# [Texto propuesto]
◇ ◇ ◇

“Bienaventurados los que trabajan por la paz porque serán llamados hijos de Dios”
P. Raniero
Cantalamessa, ofmcap.
Después de haber meditado, en la primera predicación, sobre la paz como don de Dios, reflexionamos ahora sobre la paz como tarea y compromiso por el que trabajar. Estamos llamados a imitar el ejemplo de Cristo, convirtiéndonos en canales a través de los cuales la paz de Dios puede alcanzar a los hermanos. Es la tarea que Jesús indica a sus discípulos cuando proclama: “Bienaventurados los que trabajan por la paz, porque serán llamados hijos de Dios (Mt 5, 9). El término eirenopoioi no significa los “pacíficos” (estos pertenecen a las bienaventuranzas de los mansos, de no violentos); significa más bien “pacificadores”, es decir, personas que trabajan por la paz, que traen la paz entre los contendientes, que hacen el primer paso para reconciliarse con su hermano. Esto es confirmado por el pasaje de la Carta de Santiago: “El fruto de la justicia se siembra en paz para aquellos que hacen la paz” (Santiago 3:18). Ellos, la bienaventuranza continua, serán llamados “hijos de Dios”; es decir, seguidores de Dios, porque Dios es el “Dios de la paz” (Rom 15, 33; 16, 20).
1. La paz de Jesús y la de César Augusto
Jesús no nos ha exhortado sólo a ser trabajadores de paz, sino que nos ha enseñado también, con el ejemplo y la palabra, cómo se llega a ser trabajadores de paz. Dice a sus discípulos: “Les dejo la paz, les doy mi paz” (Jn 14, 27). En ese mismo tiempo, otro gran hombre proclamaba al mundo la paz. En Asia Menor se ha encontrado una copia del famoso “Índice de las propias empresas” de César Augusto. En él, el emperador romano, entre las grandes empresas realizadas por él, pone también la de haber establecido en el mundo la paz de Roma, una paz, se dice, “lograda a través de victorias” (parta victoriis pax) [1].
Jesús revela que existe otro modo de trabajar por la paz. También la suya es una “paz fruto de victorias”, pero victorias sobre sí mismo, no sobre los otros, victorias espirituales, no militares. Sobre la cruz, escribe san Pablo, Jesús “ha destruido en si mismo la enemistad” (cf. Ef 2,16): ha destruido la enemistad, no el enemigo; la ha destruido en sí mismo, no en los otros.

◇ ◇ ◇

# [Sección de datos]

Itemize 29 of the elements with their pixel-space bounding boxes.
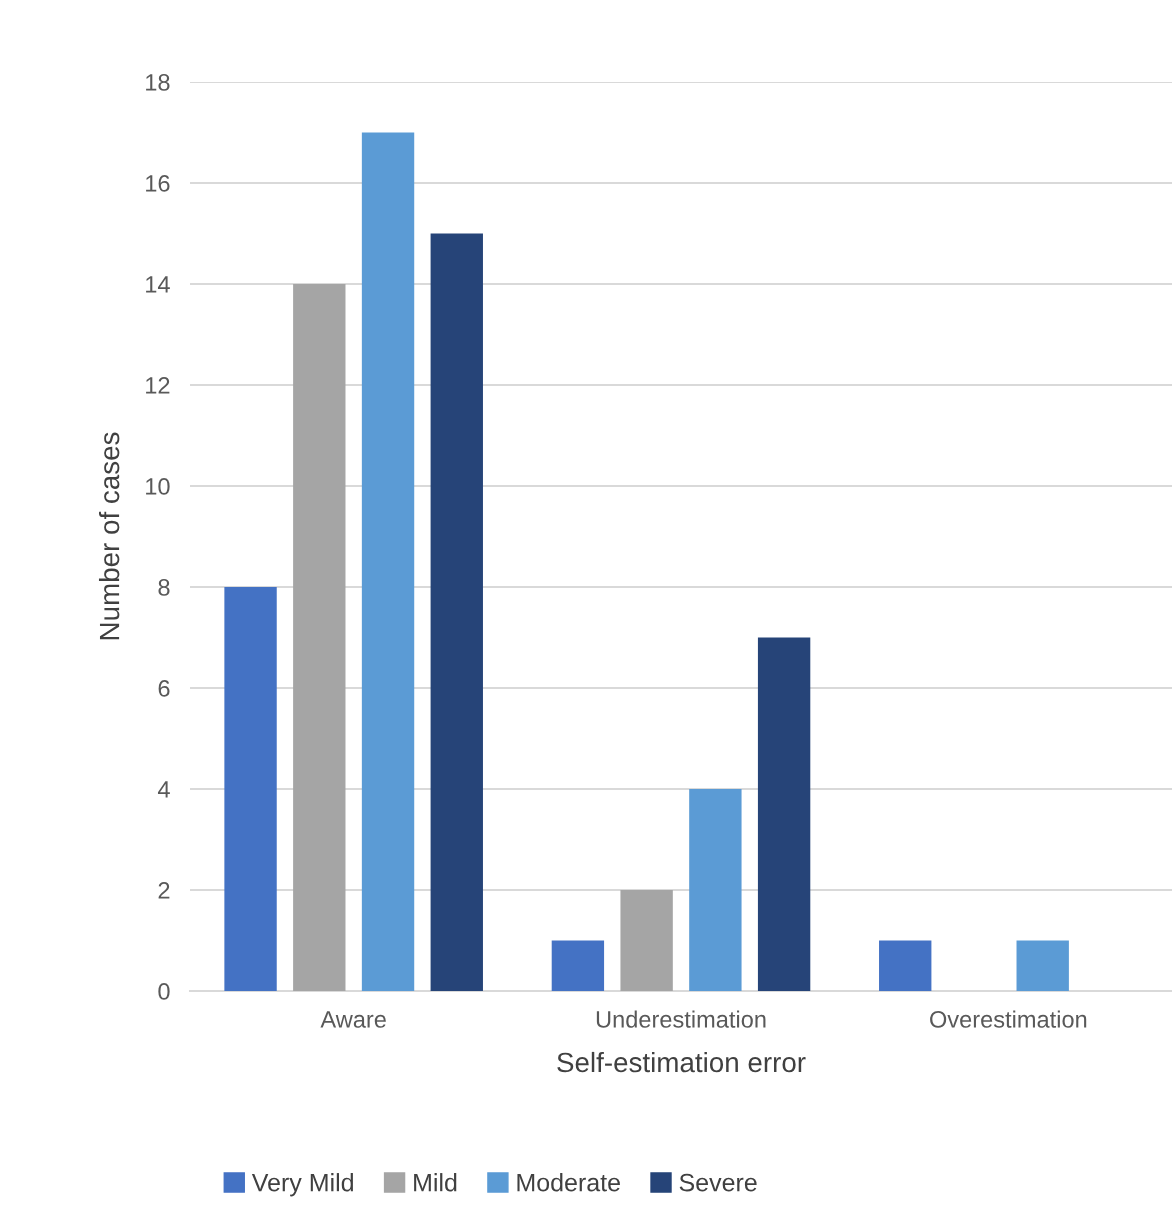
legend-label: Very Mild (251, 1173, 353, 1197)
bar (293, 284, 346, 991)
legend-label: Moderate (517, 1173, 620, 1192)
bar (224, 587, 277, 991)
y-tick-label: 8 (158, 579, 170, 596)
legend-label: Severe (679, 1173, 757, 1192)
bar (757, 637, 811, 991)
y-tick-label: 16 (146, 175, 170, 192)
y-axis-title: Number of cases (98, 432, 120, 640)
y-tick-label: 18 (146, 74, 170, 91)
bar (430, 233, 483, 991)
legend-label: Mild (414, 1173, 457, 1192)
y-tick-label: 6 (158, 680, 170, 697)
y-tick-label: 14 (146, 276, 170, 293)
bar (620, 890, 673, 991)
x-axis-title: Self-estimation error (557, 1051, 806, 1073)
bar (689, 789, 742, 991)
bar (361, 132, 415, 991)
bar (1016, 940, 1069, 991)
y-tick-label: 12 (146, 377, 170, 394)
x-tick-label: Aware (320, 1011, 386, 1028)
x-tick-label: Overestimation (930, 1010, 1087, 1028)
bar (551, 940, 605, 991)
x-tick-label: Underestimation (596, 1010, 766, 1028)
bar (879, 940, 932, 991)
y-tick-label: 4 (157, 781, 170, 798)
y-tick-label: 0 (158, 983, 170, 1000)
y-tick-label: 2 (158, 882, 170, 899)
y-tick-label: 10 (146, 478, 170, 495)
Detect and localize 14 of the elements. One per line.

◇ ◇ ◇

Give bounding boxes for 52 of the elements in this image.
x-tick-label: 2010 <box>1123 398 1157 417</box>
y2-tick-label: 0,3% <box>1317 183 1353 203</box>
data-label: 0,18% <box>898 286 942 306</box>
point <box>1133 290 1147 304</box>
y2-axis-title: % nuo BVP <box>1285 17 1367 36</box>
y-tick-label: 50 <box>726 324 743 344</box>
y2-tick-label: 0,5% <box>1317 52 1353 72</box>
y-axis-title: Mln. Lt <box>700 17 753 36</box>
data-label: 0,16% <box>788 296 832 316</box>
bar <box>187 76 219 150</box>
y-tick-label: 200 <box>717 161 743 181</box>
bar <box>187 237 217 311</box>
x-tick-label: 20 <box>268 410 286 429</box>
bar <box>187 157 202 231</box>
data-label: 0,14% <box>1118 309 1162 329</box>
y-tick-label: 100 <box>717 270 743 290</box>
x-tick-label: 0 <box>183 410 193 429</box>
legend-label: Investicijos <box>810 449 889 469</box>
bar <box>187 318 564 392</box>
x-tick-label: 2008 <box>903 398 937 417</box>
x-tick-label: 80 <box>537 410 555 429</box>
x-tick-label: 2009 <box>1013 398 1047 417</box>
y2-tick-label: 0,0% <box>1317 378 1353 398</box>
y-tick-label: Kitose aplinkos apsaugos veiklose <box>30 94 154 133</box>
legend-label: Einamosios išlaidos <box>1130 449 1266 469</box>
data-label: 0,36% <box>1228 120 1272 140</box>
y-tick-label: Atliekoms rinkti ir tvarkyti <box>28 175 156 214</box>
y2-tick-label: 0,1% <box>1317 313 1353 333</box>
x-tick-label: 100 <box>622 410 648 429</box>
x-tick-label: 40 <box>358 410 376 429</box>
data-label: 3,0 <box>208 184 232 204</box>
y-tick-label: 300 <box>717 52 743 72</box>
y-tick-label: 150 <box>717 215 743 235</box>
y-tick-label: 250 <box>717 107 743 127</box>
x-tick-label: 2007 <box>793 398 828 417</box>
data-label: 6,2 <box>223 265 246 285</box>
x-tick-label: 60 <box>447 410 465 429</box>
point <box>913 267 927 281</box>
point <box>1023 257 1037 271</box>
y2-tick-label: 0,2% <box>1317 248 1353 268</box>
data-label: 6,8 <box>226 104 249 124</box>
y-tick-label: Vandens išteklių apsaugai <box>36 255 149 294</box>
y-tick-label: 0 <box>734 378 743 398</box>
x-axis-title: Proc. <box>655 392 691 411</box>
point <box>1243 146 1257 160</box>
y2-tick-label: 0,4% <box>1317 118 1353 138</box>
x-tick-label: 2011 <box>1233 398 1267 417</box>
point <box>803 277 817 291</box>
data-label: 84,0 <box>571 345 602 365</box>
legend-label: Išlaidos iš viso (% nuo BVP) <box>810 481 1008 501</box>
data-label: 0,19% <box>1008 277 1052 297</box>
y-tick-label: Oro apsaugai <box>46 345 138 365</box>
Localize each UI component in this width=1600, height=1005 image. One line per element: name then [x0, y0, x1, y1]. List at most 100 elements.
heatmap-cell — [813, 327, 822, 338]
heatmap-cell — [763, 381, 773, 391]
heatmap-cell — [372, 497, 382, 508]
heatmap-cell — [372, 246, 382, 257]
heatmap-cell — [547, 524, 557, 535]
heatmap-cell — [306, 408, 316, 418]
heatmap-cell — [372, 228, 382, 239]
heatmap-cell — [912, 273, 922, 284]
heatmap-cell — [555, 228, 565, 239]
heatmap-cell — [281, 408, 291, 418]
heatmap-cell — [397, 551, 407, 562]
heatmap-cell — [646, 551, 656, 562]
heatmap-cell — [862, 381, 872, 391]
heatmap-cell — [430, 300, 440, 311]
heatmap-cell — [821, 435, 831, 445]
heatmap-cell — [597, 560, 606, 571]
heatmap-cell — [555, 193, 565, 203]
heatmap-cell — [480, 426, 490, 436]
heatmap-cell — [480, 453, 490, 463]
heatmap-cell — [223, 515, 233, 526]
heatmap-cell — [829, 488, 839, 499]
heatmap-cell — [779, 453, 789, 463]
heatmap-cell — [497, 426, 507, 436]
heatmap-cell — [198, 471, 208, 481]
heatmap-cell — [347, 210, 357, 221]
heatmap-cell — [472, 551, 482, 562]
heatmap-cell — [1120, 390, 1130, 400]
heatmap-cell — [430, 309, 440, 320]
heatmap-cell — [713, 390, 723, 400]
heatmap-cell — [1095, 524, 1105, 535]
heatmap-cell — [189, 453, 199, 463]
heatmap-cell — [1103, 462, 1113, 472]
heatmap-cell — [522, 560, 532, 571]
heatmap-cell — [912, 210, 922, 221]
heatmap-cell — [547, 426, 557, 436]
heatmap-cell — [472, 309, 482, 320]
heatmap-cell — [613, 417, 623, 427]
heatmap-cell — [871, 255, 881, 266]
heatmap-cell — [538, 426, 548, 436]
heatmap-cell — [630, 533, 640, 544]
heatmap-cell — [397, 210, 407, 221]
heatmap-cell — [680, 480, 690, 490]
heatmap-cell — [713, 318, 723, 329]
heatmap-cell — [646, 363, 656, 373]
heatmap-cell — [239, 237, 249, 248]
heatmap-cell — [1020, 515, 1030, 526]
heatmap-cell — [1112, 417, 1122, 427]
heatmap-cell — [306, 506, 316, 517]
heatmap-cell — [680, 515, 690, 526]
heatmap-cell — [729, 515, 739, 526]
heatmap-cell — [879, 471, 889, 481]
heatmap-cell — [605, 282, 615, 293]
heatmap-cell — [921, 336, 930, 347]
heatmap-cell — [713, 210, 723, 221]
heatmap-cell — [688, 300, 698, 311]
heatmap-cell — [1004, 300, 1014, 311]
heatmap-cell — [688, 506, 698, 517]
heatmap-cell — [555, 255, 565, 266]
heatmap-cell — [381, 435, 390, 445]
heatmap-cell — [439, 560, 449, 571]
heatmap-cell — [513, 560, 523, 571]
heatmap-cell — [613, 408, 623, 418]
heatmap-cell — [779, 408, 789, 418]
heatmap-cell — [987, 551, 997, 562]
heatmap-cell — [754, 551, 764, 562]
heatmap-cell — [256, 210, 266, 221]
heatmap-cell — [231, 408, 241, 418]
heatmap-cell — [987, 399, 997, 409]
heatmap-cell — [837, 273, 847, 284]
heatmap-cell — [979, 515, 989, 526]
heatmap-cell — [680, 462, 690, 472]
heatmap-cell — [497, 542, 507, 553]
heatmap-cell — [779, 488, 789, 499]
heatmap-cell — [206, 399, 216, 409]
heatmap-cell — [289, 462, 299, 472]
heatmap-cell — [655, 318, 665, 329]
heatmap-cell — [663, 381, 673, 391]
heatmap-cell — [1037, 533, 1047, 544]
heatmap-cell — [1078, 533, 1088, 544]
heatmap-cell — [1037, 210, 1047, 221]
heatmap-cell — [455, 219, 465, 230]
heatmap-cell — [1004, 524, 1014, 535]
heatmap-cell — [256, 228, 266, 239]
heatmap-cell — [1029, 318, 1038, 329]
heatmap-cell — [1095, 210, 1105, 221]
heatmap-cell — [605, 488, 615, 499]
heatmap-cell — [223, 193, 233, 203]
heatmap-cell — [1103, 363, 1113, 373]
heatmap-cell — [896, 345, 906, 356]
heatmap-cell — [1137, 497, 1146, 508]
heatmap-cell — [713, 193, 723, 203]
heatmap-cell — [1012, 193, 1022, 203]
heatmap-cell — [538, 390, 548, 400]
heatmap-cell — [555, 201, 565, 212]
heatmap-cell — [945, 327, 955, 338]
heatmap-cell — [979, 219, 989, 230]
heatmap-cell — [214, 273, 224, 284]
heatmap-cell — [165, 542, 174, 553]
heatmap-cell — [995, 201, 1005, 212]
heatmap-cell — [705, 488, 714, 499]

◇ ◇ ◇

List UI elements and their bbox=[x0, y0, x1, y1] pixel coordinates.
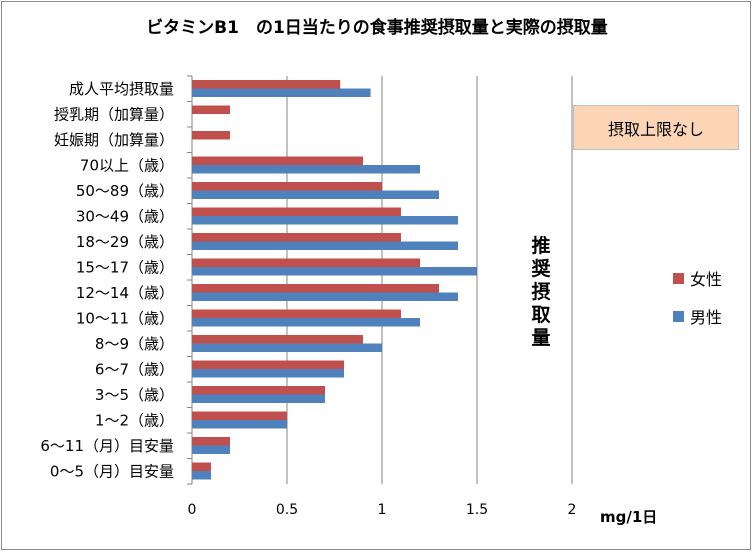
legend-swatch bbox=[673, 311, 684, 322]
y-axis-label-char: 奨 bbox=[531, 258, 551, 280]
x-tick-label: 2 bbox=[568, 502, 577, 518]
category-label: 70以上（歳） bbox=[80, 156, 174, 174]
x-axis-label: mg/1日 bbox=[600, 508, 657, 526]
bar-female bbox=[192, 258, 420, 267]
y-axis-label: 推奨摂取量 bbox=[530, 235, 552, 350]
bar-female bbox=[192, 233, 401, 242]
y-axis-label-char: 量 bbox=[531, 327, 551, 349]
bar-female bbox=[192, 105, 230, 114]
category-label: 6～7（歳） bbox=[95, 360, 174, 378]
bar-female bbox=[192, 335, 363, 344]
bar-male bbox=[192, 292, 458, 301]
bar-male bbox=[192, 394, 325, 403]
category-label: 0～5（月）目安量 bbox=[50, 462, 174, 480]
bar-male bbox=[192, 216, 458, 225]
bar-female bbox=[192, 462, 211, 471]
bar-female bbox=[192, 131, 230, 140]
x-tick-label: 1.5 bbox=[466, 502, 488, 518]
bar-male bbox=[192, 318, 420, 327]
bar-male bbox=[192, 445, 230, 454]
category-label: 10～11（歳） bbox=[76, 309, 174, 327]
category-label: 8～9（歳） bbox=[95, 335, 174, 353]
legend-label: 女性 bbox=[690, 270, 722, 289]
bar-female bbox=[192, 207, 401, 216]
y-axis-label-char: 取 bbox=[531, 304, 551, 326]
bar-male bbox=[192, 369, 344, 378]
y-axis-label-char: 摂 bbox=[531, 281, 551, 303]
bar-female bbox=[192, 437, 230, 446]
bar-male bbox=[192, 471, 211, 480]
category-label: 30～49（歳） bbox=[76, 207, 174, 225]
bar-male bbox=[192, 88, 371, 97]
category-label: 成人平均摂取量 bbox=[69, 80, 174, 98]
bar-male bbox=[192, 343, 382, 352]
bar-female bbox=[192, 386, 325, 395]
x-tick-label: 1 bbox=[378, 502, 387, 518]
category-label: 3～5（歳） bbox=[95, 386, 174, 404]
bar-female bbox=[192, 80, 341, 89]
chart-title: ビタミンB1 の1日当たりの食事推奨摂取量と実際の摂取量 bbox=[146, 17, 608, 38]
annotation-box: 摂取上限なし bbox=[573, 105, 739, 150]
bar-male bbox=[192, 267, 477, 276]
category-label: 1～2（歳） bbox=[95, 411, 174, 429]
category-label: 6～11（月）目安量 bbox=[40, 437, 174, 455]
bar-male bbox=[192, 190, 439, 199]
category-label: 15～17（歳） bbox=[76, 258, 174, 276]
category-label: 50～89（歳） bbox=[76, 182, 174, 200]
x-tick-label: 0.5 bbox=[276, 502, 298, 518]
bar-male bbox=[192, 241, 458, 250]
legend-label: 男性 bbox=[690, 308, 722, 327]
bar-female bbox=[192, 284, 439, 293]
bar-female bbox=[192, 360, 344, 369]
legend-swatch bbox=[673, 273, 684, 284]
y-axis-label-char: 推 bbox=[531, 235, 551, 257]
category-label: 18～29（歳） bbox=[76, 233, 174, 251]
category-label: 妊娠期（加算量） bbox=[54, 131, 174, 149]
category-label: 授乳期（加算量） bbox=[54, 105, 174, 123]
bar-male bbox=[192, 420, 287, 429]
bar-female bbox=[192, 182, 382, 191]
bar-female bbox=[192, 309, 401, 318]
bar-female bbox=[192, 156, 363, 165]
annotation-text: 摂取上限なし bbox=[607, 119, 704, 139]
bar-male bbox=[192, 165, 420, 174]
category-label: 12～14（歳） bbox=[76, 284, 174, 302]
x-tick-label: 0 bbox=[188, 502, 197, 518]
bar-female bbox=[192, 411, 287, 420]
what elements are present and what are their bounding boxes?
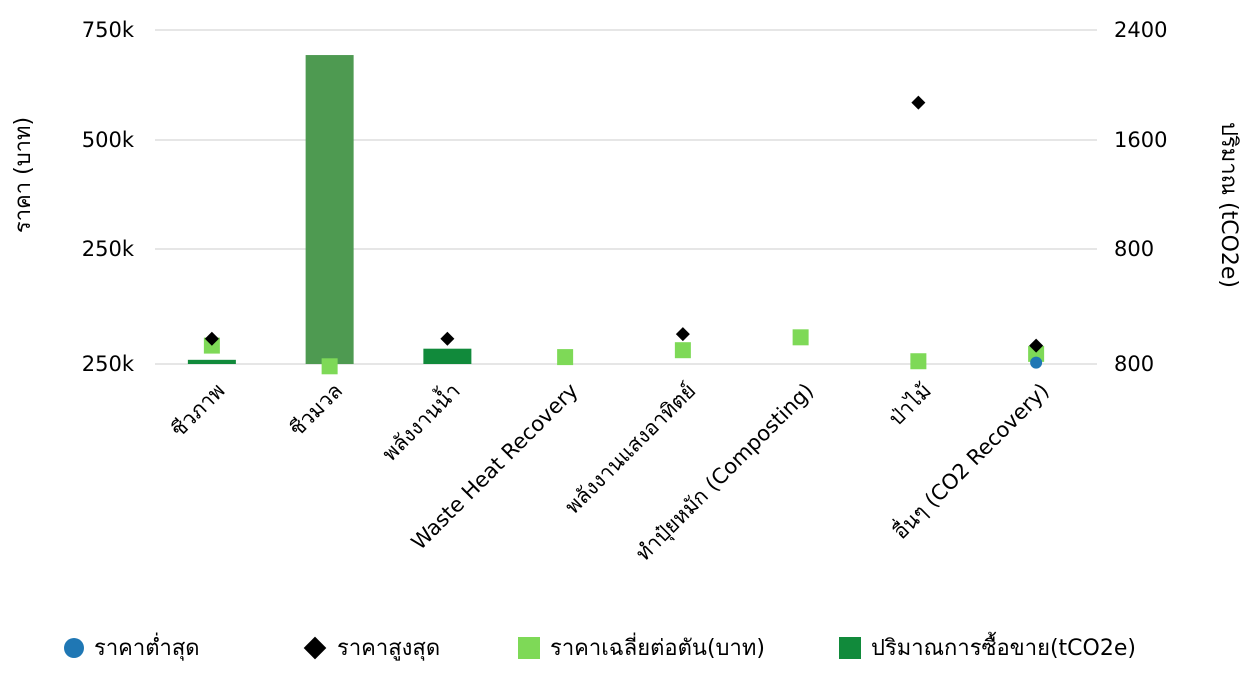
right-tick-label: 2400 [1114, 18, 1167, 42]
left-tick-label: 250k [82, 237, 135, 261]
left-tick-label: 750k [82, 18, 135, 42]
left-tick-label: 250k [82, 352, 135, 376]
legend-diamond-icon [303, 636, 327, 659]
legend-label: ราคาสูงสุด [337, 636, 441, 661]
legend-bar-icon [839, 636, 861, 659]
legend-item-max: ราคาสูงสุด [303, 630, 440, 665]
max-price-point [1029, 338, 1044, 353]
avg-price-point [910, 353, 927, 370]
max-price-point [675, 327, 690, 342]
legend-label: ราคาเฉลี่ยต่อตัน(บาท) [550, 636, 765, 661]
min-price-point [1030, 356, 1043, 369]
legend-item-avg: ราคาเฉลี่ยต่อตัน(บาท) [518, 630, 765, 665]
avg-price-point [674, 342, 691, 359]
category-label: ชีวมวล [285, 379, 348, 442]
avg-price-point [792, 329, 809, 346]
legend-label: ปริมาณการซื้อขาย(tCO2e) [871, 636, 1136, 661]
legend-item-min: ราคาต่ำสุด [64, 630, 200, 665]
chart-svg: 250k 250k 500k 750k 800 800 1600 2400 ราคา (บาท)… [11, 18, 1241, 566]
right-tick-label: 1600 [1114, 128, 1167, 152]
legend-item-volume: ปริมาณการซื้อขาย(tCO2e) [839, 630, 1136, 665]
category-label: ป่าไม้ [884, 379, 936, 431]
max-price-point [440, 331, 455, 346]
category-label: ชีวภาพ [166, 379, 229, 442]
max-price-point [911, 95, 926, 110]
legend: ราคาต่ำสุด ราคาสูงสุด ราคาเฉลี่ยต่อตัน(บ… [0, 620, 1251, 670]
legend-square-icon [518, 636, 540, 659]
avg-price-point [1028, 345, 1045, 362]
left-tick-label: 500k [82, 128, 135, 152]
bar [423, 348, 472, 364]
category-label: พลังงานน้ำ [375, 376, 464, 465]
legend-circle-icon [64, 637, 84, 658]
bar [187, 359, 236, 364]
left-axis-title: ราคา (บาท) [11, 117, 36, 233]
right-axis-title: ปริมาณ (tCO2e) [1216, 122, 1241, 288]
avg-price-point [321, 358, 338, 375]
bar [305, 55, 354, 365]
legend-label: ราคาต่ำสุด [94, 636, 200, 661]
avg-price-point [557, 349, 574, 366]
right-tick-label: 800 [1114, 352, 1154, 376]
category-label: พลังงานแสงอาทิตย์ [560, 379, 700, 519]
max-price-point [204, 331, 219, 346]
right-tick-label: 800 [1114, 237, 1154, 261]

◇ ◇ ◇

# [Retos]
(1) Indica si cada afirmación concuerda con el texto sobre la paz, con sí o no y las palabras del texto que lo deciden, citadas literalmente: (a) el término eirenopoioi significa "pacíficos"; (b) la copia del índice de César Augusto se encontró en Asia Menor; (c) en la cruz, Jesús destruyó al enemigo.
(2) Continúa el texto sobre la paz a partir de su última frase.
Las entradas proceden de otra fuente.

# [Soluciones]
(1)
(a) No: «significa más bien “pacificadores”, es decir, personas que trabajan por la paz».
(b) Sí: «En Asia Menor se ha encontrado una copia del famoso “Índice de las propias empresas” de César Augusto».
(c) No: «ha destruido la enemistad, no el enemigo».

(2)
El camino a la paz propuesto por el Evangelio no tiene sentido sólo en el ámbito de la fe; vale también en el ámbito político. Hoy vemos claramente que el único camino a la paz es destruir la enemistad, no el enemigo. Los enemigos se destruyen con las armas, la enemistad con el diálogo. He leído que alguno reprochó un día a Abraham Lincoln por ser demasiado cortés con los propios adversarios políticos y le recordó que su deber de presidente era más bien destruirlos. Él les respondió: “¿No destruyo quizá a mis enemigos cuando les hago mis amigos?”
Es la situación del mundo que reclama dramáticamente que se cambie el método de Augusto con el de Cristo. ¿Qué hay en el fondo de ciertos conflictos aparentemente insolubles, si no es precisamente la voluntad y la secreta esperanza de llegar un día a destruir al enemigo? Lamentablemente, vale también para los enemigos lo que Tertuliano decía de los primeros cristianos perseguidos: “Semen est sanguis chritianorum”: la sangre de los cristianos es semilla de otros cristianos. También la sangre de los enemigos es semilla de otros enemigos; en vez de destruirlos, les multiplica.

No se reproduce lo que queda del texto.